(Records contained in a dataset)
>> begin

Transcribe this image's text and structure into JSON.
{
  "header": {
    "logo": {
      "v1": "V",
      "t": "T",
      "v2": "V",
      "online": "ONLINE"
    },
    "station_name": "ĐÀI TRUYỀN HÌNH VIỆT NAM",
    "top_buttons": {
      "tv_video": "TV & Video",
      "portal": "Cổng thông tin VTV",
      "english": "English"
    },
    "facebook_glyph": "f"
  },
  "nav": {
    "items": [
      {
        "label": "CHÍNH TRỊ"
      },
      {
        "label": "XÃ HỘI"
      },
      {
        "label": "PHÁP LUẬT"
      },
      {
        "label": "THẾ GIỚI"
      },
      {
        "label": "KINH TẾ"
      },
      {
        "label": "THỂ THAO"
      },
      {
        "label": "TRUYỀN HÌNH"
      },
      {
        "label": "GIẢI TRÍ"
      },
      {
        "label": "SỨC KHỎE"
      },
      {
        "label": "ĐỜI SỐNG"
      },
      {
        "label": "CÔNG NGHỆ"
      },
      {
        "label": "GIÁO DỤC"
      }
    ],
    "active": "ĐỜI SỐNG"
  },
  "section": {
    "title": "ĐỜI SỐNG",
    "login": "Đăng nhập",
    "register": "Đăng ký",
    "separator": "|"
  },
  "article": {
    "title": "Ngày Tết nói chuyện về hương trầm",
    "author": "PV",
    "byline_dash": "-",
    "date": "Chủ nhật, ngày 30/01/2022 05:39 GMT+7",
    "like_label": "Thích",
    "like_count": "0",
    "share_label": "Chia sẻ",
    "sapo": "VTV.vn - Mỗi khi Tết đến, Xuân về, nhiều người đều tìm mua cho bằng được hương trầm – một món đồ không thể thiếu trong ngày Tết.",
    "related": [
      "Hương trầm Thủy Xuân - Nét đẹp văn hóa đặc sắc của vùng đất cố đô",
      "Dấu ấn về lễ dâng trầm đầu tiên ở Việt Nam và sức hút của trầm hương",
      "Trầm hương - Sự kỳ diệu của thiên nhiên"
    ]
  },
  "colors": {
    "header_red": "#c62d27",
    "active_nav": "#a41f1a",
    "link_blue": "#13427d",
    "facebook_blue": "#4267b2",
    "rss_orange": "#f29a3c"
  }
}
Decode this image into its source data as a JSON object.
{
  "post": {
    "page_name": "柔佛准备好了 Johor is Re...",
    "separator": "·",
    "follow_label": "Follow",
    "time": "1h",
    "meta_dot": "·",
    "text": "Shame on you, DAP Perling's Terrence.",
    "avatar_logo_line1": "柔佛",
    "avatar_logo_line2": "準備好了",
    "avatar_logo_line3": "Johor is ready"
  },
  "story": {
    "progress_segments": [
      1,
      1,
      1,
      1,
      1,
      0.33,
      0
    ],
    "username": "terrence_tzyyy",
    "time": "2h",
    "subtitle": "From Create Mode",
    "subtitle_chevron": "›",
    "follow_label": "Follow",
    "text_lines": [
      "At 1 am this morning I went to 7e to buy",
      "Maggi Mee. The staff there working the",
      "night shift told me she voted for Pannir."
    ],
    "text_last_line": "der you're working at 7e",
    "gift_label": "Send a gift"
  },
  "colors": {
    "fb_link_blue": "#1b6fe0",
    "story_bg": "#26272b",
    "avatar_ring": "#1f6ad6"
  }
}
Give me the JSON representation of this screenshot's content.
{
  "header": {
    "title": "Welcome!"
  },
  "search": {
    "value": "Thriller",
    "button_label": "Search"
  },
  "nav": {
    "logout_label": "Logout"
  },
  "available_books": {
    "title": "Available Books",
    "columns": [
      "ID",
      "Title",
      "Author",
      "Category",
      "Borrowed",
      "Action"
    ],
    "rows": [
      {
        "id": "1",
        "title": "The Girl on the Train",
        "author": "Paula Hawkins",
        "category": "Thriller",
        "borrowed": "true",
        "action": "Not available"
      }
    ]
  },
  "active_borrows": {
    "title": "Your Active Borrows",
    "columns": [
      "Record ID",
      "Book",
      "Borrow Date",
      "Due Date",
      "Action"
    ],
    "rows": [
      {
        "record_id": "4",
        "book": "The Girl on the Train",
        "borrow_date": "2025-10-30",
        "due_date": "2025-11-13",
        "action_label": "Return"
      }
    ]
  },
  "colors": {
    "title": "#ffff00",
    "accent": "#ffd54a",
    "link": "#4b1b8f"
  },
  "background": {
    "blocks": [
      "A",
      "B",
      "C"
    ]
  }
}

>> end

WHAT NEEDS TO BE DONE: Return exactly, and only, the line containing "Give me the" and every line after it through the end of the material.

SOLUTION TO THIS PROBLEM:
Give me the JSON representation of this screenshot's content.
{
  "header": {
    "title": "Welcome!"
  },
  "search": {
    "value": "Thriller",
    "button_label": "Search"
  },
  "nav": {
    "logout_label": "Logout"
  },
  "available_books": {
    "title": "Available Books",
    "columns": [
      "ID",
      "Title",
      "Author",
      "Category",
      "Borrowed",
      "Action"
    ],
    "rows": [
      {
        "id": "1",
        "title": "The Girl on the Train",
        "author": "Paula Hawkins",
        "category": "Thriller",
        "borrowed": "true",
        "action": "Not available"
      }
    ]
  },
  "active_borrows": {
    "title": "Your Active Borrows",
    "columns": [
      "Record ID",
      "Book",
      "Borrow Date",
      "Due Date",
      "Action"
    ],
    "rows": [
      {
        "record_id": "4",
        "book": "The Girl on the Train",
        "borrow_date": "2025-10-30",
        "due_date": "2025-11-13",
        "action_label": "Return"
      }
    ]
  },
  "colors": {
    "title": "#ffff00",
    "accent": "#ffd54a",
    "link": "#4b1b8f"
  },
  "background": {
    "blocks": [
      "A",
      "B",
      "C"
    ]
  }
}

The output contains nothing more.